--- Given data ---

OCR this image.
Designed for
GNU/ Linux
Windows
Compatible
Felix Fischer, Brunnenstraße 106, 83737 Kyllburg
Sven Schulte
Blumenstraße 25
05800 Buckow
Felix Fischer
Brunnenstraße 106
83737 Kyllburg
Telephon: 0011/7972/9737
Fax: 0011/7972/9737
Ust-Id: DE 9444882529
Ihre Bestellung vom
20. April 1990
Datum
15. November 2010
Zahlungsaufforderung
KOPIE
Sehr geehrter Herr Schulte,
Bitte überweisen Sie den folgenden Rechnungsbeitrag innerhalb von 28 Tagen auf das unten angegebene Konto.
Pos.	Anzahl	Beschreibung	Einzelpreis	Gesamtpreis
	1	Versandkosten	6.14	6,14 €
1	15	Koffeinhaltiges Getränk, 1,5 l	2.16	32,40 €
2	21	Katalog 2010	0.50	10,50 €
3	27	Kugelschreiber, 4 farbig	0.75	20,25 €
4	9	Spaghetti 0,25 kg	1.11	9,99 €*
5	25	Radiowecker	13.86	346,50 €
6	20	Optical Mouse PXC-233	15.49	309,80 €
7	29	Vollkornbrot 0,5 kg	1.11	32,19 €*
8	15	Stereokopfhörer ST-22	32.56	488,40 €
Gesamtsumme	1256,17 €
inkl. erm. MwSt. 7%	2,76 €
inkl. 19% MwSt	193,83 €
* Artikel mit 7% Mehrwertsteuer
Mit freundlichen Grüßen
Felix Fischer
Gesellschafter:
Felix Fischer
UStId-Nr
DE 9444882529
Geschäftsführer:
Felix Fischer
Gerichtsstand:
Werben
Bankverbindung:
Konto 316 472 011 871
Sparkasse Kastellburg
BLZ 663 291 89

--- Task description ---
List all lines in the material containing the string "Brunnenstraße".

--- Output for this exercise ---
Felix Fischer, Brunnenstraße 106, 83737 Kyllburg
Brunnenstraße 106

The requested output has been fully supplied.